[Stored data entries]
%%
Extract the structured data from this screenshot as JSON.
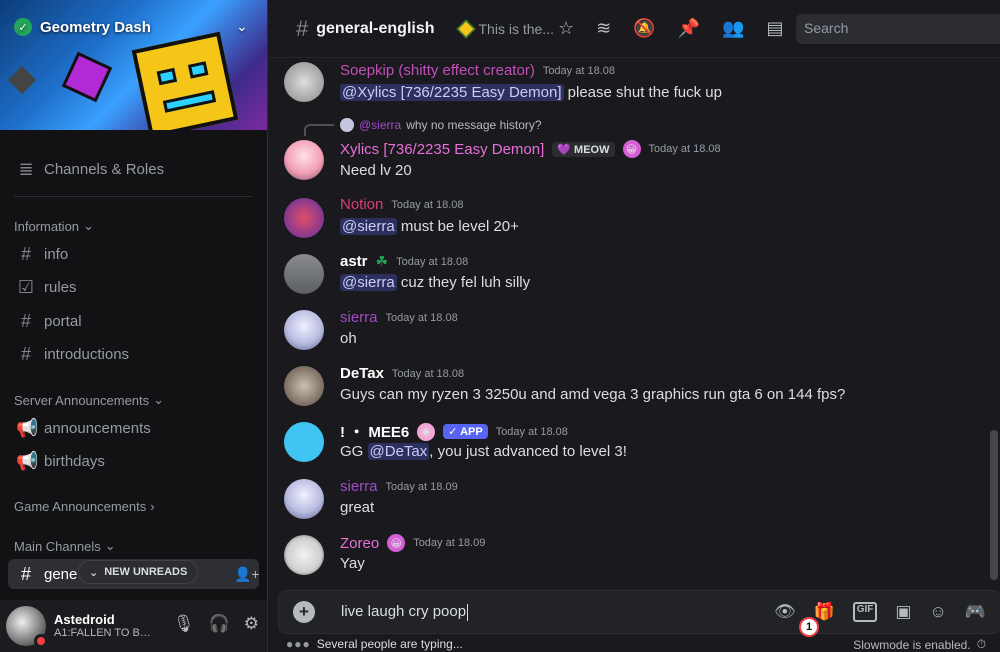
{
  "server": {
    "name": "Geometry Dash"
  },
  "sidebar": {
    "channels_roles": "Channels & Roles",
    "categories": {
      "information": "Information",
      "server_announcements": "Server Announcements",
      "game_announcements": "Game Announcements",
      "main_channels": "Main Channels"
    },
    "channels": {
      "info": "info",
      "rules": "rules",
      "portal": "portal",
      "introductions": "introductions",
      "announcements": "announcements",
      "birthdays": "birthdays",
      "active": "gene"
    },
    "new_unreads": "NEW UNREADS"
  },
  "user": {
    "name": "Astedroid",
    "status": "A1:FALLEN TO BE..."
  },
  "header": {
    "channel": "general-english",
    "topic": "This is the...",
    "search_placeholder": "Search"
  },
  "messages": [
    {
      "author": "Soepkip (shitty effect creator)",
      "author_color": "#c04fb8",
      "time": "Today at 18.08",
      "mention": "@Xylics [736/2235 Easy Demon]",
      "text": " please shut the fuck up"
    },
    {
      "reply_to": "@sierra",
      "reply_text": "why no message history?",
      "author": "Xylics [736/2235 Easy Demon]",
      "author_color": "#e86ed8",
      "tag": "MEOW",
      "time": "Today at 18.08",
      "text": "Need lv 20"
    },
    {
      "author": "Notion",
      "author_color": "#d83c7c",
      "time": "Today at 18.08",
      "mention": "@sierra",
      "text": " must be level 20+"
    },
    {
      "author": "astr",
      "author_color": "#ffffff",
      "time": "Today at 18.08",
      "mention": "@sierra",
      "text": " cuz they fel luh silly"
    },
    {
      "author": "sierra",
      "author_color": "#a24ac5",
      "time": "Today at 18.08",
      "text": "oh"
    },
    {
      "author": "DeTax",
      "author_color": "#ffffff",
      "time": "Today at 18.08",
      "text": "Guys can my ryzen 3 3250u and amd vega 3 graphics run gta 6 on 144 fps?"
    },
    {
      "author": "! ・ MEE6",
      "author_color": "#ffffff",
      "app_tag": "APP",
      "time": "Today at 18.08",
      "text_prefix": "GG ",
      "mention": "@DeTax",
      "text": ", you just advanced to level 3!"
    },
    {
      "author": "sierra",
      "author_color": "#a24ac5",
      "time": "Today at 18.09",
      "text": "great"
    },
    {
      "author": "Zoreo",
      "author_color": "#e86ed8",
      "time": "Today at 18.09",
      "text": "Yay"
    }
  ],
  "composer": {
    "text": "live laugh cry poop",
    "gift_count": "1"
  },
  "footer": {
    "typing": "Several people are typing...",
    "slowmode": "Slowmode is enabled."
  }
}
%%
%%
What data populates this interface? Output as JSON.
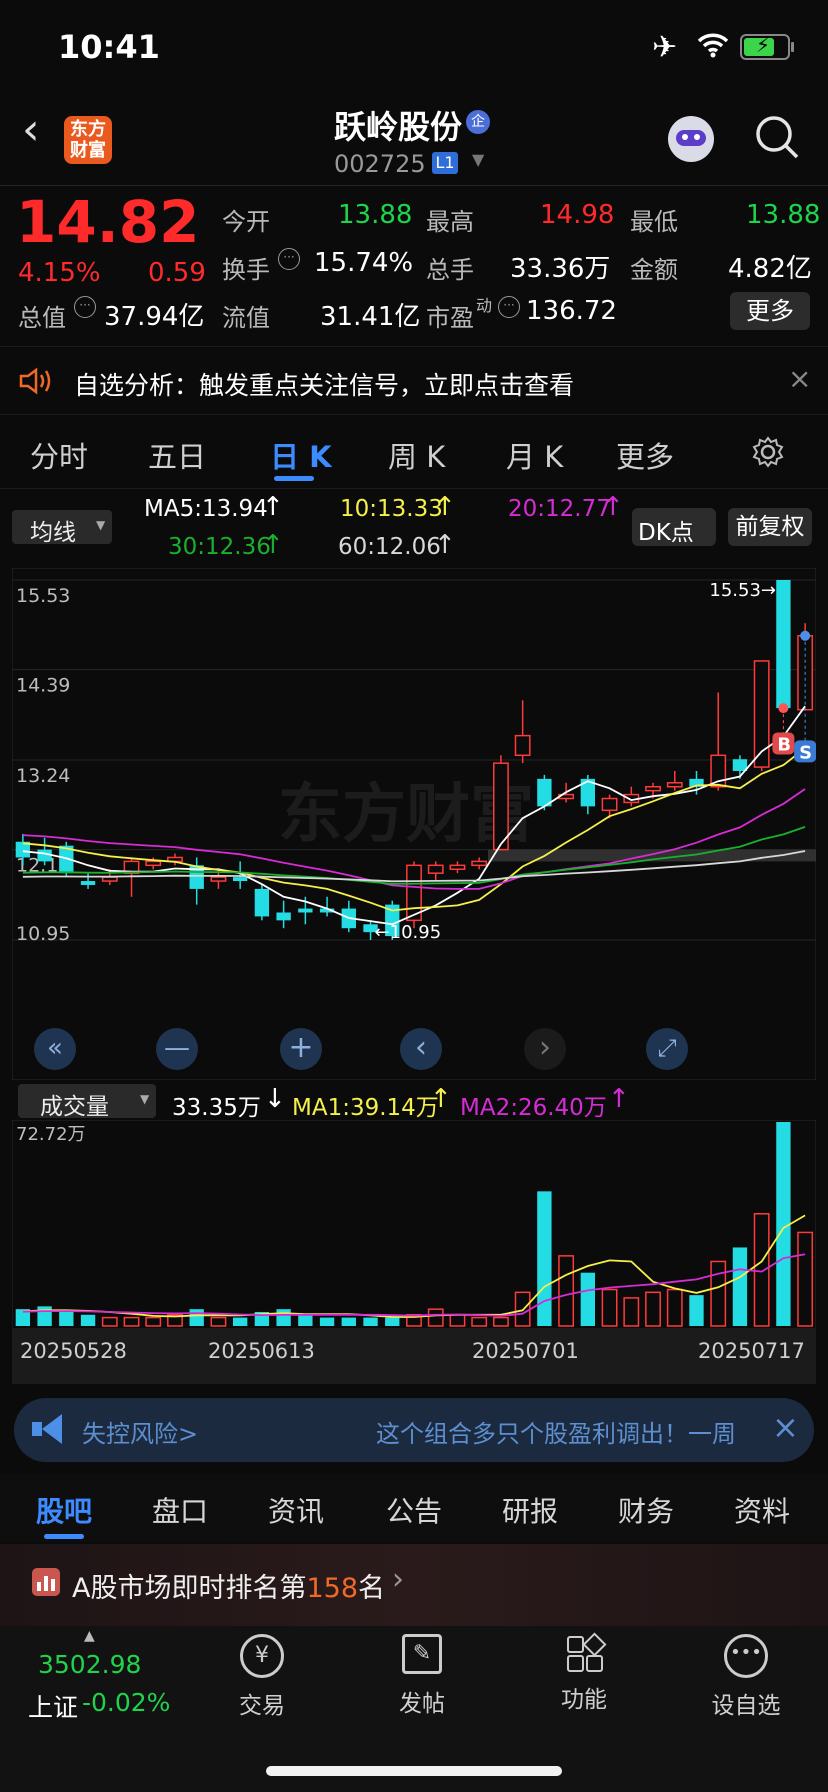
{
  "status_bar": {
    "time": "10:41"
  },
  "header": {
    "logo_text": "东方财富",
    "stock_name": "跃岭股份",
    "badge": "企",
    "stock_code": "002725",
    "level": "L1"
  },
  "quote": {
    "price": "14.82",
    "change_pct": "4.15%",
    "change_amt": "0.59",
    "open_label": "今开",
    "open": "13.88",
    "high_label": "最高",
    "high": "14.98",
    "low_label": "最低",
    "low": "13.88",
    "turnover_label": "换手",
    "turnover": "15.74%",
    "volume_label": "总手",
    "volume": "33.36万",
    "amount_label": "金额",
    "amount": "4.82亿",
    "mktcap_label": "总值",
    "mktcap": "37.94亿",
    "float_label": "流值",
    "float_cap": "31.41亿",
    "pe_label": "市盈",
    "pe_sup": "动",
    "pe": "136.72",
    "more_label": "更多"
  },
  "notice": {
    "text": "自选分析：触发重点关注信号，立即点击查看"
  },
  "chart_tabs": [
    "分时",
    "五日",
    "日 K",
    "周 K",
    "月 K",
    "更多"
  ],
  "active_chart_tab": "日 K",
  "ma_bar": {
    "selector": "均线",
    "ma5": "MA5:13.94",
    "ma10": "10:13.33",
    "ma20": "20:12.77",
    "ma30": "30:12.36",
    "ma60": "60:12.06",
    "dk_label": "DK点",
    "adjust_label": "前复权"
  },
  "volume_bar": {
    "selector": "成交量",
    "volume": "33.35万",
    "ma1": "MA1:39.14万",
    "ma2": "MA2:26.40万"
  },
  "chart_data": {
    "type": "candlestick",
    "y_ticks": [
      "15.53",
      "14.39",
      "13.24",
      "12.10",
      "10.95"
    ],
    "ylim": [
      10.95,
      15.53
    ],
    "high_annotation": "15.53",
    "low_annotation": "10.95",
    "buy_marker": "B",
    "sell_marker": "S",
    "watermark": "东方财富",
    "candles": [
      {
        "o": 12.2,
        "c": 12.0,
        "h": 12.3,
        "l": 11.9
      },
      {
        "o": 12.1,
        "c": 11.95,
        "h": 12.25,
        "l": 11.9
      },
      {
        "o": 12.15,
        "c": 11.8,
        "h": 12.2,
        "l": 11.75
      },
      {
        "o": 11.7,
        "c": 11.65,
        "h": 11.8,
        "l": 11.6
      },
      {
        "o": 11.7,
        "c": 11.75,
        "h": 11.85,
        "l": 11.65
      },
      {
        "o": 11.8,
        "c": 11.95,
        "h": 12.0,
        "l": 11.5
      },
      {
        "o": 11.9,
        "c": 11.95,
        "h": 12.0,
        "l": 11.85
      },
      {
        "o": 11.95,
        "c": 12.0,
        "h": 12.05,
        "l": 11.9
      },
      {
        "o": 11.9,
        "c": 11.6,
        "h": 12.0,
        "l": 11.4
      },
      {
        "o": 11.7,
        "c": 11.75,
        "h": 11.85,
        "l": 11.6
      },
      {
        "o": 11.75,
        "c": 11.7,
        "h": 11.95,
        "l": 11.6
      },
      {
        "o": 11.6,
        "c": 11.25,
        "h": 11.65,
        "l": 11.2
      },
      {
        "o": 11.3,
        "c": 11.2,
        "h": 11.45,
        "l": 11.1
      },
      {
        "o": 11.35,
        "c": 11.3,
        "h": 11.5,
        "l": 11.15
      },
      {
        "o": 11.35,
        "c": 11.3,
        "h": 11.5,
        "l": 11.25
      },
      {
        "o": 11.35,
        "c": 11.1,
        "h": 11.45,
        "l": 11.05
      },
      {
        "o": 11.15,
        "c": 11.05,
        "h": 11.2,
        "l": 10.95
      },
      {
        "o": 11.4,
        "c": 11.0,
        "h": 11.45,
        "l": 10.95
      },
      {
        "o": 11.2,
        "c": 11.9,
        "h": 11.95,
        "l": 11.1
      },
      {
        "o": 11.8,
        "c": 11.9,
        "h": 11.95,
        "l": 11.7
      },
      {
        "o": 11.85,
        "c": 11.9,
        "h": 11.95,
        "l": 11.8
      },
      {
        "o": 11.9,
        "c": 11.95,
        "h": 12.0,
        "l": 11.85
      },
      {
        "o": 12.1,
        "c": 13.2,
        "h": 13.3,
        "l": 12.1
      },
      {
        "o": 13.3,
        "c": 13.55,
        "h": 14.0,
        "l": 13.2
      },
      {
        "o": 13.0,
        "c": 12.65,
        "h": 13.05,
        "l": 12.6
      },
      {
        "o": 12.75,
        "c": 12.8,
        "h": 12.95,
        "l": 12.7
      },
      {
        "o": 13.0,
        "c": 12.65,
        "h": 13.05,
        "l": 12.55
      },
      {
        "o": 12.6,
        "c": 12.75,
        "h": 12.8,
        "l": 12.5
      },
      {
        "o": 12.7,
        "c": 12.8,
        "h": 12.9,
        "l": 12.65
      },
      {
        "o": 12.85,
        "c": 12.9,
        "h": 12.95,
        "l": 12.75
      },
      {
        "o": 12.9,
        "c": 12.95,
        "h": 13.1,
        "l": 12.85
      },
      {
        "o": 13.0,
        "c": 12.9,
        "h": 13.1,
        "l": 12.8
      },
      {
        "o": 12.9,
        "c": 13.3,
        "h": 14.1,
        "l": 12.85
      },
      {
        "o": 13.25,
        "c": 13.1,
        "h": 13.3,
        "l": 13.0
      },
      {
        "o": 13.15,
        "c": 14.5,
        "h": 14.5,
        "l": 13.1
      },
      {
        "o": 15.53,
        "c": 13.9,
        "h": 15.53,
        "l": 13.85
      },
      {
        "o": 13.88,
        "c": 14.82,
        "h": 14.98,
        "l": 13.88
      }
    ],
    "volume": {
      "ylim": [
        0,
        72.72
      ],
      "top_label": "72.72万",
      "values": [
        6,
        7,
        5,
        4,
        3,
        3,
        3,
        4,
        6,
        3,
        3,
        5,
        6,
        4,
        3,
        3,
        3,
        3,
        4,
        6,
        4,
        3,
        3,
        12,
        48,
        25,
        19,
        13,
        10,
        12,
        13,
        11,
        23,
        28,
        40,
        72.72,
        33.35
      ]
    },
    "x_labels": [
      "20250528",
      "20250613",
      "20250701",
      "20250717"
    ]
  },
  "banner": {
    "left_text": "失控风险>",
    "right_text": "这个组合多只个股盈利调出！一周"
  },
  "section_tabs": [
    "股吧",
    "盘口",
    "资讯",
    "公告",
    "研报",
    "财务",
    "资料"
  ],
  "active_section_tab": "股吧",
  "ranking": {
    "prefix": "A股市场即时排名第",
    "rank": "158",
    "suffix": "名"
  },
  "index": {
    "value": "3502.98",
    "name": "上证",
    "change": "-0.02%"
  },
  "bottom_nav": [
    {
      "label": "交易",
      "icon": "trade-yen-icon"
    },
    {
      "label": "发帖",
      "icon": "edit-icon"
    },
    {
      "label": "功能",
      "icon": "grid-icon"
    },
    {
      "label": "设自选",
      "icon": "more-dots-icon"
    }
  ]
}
%%
--- What is expected ---
Figure out how many lines of the data above include "level", then give the number and nothing more.

--- Result ---
3